## Begin

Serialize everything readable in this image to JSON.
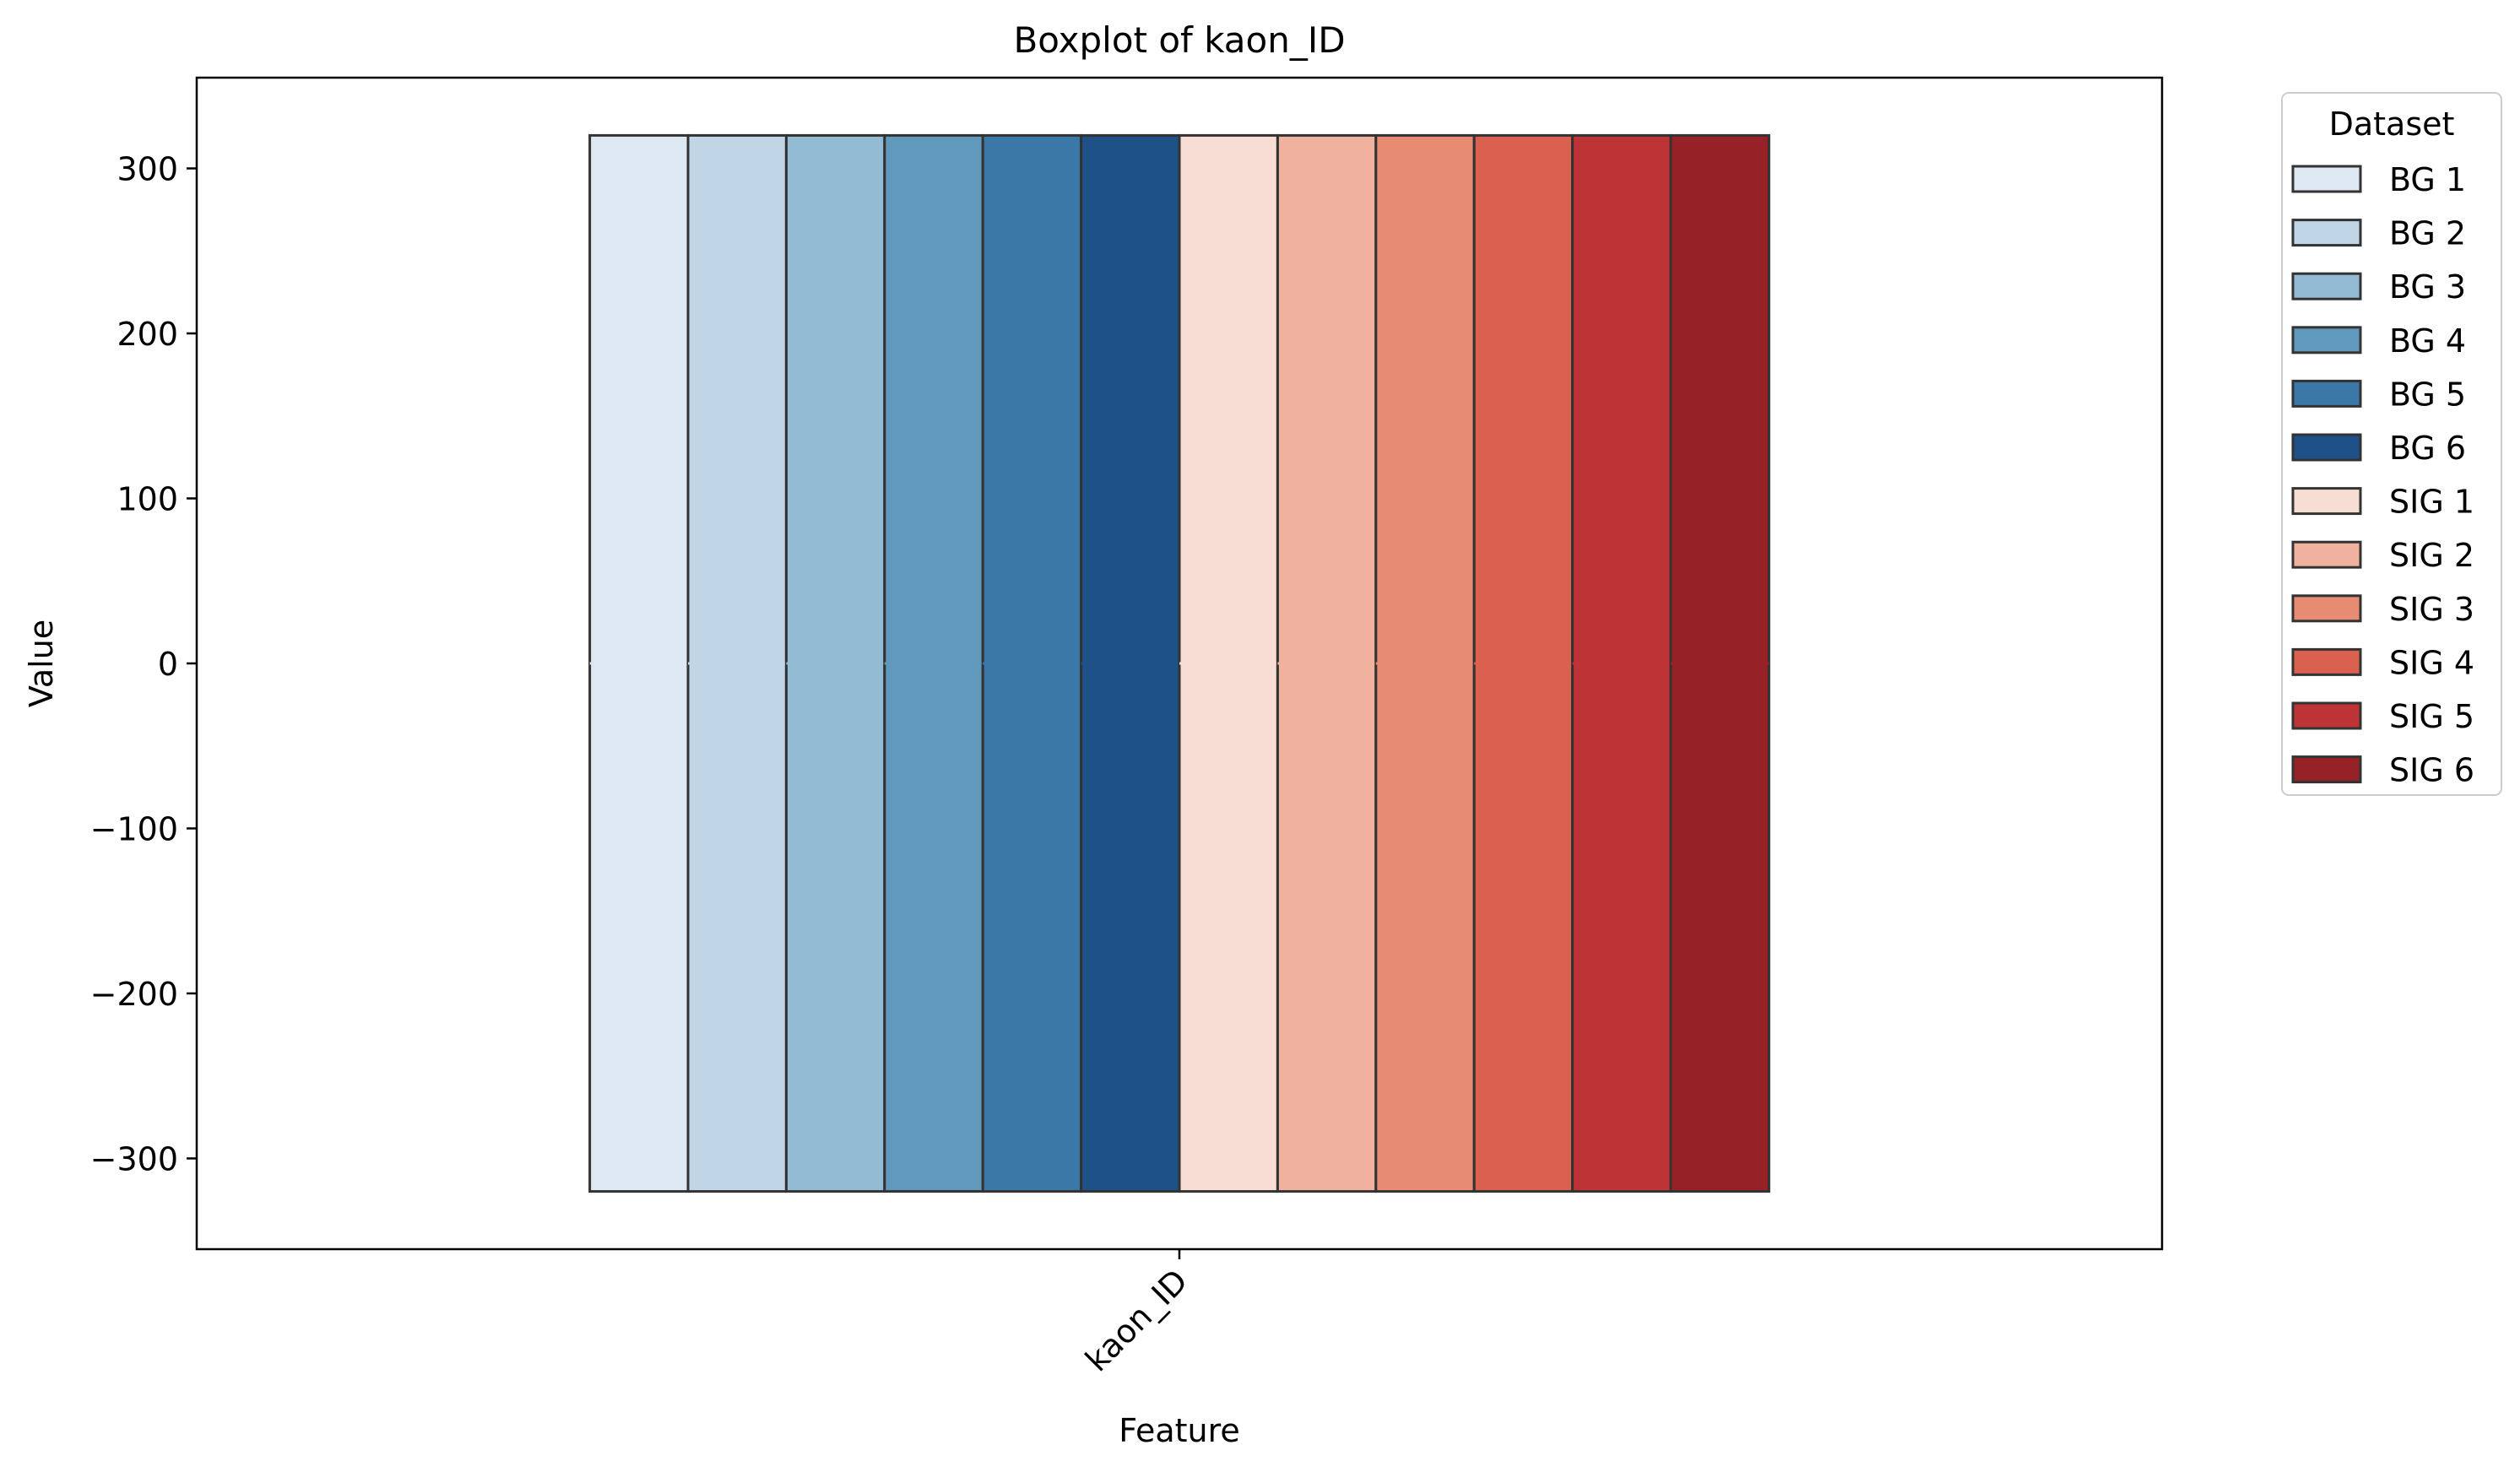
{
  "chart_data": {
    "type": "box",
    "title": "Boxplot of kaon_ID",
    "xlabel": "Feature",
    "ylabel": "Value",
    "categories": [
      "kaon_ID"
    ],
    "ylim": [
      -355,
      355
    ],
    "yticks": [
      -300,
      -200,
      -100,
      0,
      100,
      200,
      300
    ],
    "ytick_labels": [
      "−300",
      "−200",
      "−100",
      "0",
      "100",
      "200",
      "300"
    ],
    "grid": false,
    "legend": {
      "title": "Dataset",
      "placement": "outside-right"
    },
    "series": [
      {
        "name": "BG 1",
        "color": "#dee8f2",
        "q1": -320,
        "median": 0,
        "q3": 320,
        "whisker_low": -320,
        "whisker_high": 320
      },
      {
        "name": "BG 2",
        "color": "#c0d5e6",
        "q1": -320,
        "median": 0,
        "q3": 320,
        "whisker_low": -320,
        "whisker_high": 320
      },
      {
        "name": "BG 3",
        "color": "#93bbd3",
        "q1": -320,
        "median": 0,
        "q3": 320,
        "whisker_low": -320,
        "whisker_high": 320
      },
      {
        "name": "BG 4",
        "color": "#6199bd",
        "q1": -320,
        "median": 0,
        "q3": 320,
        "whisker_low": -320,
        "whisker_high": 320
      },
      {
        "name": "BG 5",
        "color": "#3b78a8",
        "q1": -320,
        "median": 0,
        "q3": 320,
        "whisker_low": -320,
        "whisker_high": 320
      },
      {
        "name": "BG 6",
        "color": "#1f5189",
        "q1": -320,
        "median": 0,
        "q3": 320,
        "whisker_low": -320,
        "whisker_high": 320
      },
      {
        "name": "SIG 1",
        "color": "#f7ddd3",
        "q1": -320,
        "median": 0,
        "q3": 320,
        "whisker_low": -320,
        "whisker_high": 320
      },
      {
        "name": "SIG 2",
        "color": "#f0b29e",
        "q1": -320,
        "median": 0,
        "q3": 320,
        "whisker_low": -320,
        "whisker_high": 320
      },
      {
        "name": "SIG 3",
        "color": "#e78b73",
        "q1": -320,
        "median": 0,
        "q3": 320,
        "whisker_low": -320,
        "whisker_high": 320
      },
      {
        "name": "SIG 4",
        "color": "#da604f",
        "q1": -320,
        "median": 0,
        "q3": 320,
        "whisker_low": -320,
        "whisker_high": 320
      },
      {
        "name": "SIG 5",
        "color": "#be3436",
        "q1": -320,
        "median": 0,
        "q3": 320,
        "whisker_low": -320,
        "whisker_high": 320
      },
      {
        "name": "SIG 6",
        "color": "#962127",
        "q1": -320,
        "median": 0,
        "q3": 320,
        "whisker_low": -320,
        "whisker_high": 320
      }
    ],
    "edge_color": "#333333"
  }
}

## End
## Begin

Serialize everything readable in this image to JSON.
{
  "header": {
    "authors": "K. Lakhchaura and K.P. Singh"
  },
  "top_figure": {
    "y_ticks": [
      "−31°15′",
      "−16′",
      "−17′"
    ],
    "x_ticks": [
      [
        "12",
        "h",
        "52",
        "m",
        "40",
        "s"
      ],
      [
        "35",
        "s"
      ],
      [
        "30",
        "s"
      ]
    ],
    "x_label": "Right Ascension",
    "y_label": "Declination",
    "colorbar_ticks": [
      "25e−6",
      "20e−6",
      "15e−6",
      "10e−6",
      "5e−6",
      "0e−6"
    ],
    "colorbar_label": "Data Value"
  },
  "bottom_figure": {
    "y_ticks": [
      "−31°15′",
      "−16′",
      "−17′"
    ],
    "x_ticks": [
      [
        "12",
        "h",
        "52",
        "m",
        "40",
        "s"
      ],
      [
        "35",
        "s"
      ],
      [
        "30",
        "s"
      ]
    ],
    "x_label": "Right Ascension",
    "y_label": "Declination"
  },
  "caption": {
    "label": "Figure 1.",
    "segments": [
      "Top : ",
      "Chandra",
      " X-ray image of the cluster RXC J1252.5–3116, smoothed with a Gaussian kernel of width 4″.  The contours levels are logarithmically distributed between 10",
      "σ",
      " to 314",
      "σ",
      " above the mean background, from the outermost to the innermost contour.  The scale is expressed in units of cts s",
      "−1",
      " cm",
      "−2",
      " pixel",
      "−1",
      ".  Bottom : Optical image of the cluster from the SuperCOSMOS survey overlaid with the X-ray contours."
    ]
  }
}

## End
## Begin

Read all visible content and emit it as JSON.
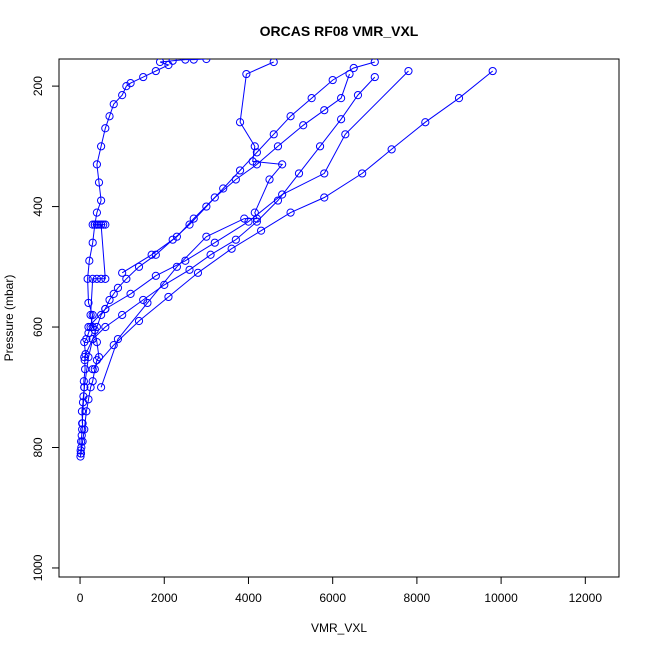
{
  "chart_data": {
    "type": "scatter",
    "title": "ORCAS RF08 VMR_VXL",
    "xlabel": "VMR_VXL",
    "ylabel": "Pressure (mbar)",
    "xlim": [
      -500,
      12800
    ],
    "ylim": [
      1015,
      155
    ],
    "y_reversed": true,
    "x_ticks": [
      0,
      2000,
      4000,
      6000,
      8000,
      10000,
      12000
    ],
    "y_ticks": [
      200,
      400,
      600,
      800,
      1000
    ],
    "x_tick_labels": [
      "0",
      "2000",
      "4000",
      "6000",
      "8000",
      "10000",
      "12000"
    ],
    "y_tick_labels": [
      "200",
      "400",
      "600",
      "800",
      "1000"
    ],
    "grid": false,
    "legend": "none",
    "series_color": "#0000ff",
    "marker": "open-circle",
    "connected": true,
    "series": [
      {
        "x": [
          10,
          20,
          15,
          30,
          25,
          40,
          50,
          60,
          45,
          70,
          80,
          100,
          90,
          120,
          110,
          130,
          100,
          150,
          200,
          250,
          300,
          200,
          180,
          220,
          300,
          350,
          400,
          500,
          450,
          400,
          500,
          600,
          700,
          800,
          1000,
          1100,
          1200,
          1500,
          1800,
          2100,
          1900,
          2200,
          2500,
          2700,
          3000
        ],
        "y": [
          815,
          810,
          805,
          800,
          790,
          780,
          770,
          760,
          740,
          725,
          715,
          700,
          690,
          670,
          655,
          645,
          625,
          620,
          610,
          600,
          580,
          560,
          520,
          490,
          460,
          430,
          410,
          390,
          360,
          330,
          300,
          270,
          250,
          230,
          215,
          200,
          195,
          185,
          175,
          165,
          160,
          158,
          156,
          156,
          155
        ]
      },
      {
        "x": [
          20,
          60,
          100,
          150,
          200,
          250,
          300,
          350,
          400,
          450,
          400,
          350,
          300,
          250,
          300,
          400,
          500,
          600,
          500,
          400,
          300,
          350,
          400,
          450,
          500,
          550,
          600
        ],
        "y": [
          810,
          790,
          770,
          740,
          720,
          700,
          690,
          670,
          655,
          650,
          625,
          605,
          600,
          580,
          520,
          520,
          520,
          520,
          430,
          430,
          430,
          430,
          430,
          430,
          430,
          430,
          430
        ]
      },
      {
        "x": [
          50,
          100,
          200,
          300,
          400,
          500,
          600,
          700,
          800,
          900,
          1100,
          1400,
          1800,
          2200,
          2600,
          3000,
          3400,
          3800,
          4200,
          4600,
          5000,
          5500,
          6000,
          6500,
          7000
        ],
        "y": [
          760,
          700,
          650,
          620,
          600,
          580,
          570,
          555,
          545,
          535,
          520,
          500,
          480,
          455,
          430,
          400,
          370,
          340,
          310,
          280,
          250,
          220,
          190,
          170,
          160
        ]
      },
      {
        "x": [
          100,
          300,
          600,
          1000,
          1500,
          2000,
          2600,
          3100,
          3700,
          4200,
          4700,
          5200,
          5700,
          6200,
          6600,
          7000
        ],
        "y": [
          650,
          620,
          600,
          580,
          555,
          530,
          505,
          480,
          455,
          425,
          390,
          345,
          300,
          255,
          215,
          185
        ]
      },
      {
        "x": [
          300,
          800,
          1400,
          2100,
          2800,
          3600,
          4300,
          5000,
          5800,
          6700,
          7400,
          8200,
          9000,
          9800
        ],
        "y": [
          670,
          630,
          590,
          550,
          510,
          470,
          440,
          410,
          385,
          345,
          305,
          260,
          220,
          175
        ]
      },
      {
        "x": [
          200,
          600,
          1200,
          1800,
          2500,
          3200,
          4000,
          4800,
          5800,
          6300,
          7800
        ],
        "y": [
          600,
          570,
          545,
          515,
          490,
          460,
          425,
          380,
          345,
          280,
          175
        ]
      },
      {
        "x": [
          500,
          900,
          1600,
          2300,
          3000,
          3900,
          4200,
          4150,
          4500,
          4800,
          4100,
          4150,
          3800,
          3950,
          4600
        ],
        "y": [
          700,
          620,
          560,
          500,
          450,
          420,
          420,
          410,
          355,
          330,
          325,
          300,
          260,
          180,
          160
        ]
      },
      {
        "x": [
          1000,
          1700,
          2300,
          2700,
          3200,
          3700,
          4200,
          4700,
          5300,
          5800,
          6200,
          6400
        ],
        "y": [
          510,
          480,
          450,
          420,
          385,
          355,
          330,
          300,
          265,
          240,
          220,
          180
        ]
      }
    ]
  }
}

## End

## To do
Copy out each line of the data containing the string "cluster".

## Answer to this task
      " X-ray image of the cluster RXC J1252.5–3116, smoothed with a Gaussian kernel of width 4″.  The contours levels are logarithmically distributed between 10",
      ".  Bottom : Optical image of the cluster from the SuperCOSMOS survey overlaid with the X-ray contours."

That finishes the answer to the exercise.